Figure record listings
::::::::

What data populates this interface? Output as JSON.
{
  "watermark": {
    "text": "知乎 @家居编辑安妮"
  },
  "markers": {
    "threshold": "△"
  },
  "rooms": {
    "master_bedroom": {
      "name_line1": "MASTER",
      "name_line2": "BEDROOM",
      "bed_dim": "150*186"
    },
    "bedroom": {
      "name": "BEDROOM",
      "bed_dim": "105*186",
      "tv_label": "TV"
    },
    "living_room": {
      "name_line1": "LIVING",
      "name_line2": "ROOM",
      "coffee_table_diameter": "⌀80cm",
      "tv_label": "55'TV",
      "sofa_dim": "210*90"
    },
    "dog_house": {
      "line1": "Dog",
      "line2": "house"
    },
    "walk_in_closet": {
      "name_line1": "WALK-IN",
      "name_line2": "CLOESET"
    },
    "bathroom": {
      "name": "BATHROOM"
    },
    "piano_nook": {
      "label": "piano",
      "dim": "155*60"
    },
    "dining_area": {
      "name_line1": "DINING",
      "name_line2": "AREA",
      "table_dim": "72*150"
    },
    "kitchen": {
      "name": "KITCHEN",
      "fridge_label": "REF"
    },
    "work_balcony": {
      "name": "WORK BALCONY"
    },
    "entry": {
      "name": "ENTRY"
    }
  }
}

::::::::

Exercise requirements: Repeat every record exactly as written, please.

Final answer:
What data populates this interface? Output as JSON.
{
  "watermark": {
    "text": "知乎 @家居编辑安妮"
  },
  "markers": {
    "threshold": "△"
  },
  "rooms": {
    "master_bedroom": {
      "name_line1": "MASTER",
      "name_line2": "BEDROOM",
      "bed_dim": "150*186"
    },
    "bedroom": {
      "name": "BEDROOM",
      "bed_dim": "105*186",
      "tv_label": "TV"
    },
    "living_room": {
      "name_line1": "LIVING",
      "name_line2": "ROOM",
      "coffee_table_diameter": "⌀80cm",
      "tv_label": "55'TV",
      "sofa_dim": "210*90"
    },
    "dog_house": {
      "line1": "Dog",
      "line2": "house"
    },
    "walk_in_closet": {
      "name_line1": "WALK-IN",
      "name_line2": "CLOESET"
    },
    "bathroom": {
      "name": "BATHROOM"
    },
    "piano_nook": {
      "label": "piano",
      "dim": "155*60"
    },
    "dining_area": {
      "name_line1": "DINING",
      "name_line2": "AREA",
      "table_dim": "72*150"
    },
    "kitchen": {
      "name": "KITCHEN",
      "fridge_label": "REF"
    },
    "work_balcony": {
      "name": "WORK BALCONY"
    },
    "entry": {
      "name": "ENTRY"
    }
  }
}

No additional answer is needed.